Problem description: Can you output the records from the start through the line containing "down-arrow-icon <box>694 0 742 68</box>", inclusive, as a JSON list of strings with one string per line and blank lines omitted?
=== Input material ===
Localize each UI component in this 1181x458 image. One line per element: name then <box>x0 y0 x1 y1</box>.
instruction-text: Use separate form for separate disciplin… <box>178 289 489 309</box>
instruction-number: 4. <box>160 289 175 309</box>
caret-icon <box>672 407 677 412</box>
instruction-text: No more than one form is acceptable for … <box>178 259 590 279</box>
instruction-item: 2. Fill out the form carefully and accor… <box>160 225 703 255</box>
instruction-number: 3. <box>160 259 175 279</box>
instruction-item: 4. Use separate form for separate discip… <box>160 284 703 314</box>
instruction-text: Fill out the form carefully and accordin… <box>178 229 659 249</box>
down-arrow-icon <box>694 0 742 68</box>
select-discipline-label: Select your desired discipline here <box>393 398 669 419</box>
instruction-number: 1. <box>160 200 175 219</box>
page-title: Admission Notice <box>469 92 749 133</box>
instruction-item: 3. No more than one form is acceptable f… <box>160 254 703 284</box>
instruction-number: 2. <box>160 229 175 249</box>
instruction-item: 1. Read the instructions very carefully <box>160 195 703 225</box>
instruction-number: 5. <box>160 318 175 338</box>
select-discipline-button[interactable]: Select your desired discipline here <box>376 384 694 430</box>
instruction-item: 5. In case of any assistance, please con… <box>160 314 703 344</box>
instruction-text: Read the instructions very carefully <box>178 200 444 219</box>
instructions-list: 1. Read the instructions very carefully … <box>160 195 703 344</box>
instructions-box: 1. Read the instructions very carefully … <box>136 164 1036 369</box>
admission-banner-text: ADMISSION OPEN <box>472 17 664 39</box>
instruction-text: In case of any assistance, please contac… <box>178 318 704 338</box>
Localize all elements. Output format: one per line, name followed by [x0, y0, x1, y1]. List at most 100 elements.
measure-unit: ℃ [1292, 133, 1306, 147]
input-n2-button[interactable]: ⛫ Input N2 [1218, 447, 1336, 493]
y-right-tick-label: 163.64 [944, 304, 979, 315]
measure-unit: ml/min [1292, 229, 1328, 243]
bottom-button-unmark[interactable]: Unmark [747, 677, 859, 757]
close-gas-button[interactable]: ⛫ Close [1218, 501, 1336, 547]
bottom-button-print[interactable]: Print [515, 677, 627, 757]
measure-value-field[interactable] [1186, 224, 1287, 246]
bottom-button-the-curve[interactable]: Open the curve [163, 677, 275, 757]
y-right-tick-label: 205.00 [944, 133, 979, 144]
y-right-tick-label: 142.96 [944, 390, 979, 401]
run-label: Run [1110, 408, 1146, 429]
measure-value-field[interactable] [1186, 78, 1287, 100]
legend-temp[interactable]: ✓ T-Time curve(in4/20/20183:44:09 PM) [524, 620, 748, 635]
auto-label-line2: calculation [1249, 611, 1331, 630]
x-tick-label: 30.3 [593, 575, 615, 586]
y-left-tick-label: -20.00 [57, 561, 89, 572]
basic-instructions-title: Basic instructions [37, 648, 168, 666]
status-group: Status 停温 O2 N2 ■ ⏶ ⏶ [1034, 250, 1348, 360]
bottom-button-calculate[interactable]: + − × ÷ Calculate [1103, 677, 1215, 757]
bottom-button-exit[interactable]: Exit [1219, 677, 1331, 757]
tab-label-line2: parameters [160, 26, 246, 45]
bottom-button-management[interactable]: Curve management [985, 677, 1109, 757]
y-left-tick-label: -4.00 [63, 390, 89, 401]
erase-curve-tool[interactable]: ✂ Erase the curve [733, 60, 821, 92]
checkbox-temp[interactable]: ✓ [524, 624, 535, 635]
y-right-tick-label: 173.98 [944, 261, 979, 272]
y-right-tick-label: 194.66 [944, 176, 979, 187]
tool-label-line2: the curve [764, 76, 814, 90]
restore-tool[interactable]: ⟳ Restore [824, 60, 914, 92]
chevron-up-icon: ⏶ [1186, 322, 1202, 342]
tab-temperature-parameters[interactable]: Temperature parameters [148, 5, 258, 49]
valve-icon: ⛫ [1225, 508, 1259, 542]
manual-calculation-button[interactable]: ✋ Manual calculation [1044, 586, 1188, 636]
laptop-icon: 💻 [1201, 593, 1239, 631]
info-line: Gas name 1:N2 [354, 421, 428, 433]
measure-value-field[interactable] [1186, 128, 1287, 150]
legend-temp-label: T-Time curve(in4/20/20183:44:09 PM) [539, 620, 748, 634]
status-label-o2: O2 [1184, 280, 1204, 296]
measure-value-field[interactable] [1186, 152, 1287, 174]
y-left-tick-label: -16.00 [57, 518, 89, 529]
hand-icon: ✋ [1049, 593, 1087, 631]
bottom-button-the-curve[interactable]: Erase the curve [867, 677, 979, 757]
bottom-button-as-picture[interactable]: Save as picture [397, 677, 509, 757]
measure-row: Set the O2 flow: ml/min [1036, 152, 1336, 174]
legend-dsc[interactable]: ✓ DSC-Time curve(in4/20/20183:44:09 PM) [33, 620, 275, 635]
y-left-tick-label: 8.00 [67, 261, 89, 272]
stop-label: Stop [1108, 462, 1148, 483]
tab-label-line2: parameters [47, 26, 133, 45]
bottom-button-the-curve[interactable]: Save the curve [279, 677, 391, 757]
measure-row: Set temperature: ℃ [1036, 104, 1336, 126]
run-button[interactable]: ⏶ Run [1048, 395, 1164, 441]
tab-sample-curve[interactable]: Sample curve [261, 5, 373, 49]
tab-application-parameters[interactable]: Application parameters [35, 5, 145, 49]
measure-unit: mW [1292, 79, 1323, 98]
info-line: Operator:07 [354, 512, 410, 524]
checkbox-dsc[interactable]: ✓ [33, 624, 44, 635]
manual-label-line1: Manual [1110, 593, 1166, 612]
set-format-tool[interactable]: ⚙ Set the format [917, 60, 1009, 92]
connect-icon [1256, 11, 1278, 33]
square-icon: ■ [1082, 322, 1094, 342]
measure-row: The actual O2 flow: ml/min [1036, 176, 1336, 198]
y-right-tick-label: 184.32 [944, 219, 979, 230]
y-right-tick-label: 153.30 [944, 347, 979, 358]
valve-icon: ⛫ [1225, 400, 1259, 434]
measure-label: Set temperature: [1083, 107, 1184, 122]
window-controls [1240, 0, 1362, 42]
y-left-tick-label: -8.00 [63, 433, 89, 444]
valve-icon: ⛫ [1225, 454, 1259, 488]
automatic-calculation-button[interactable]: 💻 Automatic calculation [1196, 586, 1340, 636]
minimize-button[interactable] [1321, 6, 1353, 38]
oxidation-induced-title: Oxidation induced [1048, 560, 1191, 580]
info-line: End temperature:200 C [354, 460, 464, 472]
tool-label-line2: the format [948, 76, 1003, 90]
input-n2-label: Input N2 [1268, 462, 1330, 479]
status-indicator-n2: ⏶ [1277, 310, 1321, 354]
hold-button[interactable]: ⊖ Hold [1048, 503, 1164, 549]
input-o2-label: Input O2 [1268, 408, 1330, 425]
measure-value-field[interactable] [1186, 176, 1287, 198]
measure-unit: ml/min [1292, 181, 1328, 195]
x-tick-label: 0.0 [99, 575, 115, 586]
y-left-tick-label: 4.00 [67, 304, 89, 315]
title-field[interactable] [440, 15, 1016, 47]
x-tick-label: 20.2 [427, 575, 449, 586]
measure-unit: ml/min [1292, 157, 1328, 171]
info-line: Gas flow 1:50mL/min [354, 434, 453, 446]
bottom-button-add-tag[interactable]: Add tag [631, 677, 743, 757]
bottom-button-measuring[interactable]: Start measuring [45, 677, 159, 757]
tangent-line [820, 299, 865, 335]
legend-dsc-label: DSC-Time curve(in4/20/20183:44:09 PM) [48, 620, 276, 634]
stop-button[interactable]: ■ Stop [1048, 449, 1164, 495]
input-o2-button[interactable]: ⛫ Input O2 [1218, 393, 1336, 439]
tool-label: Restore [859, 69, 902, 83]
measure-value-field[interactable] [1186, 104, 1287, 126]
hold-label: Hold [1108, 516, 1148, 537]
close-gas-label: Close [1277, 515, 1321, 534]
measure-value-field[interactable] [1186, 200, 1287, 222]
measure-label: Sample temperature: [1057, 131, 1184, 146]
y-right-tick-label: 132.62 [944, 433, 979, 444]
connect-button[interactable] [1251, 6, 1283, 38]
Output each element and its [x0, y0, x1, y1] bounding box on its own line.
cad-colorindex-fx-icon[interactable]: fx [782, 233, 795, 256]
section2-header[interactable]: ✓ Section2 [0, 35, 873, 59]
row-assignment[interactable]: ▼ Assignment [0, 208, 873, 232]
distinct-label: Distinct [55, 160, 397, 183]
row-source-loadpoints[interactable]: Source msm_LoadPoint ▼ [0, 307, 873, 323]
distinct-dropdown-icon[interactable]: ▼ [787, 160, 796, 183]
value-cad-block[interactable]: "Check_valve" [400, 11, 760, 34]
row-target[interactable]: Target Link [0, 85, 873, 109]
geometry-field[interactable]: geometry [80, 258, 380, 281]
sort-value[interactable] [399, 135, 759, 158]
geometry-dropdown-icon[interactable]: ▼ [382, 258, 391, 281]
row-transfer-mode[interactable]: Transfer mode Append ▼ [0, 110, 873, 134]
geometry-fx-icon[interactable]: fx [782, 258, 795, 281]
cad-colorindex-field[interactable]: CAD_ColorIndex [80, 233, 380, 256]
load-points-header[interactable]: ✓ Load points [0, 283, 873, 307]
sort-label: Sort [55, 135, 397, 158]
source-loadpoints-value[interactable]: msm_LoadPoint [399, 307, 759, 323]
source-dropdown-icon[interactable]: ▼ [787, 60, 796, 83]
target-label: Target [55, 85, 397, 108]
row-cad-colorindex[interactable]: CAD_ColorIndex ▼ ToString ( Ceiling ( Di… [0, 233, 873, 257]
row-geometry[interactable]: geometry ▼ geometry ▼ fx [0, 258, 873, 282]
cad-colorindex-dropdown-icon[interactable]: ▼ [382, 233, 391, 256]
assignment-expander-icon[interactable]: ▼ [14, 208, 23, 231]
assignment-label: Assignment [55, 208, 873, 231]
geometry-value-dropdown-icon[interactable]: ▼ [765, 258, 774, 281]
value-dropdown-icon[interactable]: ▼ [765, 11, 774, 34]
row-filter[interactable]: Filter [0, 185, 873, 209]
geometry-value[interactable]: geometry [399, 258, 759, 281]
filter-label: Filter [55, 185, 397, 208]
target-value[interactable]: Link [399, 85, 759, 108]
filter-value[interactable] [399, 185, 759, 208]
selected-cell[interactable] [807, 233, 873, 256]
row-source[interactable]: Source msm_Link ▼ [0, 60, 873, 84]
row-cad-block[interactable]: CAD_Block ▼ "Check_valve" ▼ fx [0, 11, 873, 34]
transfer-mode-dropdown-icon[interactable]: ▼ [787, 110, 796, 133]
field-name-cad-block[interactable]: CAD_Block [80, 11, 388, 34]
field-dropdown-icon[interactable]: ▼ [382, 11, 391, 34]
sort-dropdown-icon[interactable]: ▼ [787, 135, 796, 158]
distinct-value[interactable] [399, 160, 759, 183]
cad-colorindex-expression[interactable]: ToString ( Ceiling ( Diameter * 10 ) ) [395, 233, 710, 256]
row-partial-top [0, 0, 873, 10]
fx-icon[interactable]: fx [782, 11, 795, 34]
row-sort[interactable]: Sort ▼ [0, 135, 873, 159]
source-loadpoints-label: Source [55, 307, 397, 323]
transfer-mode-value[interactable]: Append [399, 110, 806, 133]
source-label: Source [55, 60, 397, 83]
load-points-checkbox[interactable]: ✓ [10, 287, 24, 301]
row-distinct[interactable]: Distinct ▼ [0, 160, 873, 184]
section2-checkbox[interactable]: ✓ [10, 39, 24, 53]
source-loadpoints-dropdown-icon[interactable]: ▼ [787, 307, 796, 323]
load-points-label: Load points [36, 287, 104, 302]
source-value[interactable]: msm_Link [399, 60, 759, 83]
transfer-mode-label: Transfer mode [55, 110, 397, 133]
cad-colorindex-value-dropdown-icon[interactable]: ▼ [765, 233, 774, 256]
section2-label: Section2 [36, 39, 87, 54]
===
Complete response:
[
  "Localize each UI component in this 1181x458 image. One line per element: name then <box>x0 y0 x1 y1</box>.",
  "instruction-text: Use separate form for separate disciplin… <box>178 289 489 309</box>",
  "instruction-number: 4. <box>160 289 175 309</box>",
  "caret-icon <box>672 407 677 412</box>",
  "instruction-text: No more than one form is acceptable for … <box>178 259 590 279</box>",
  "instruction-item: 2. Fill out the form carefully and accor… <box>160 225 703 255</box>",
  "instruction-number: 3. <box>160 259 175 279</box>",
  "instruction-item: 4. Use separate form for separate discip… <box>160 284 703 314</box>",
  "instruction-text: Fill out the form carefully and accordin… <box>178 229 659 249</box>",
  "down-arrow-icon <box>694 0 742 68</box>"
]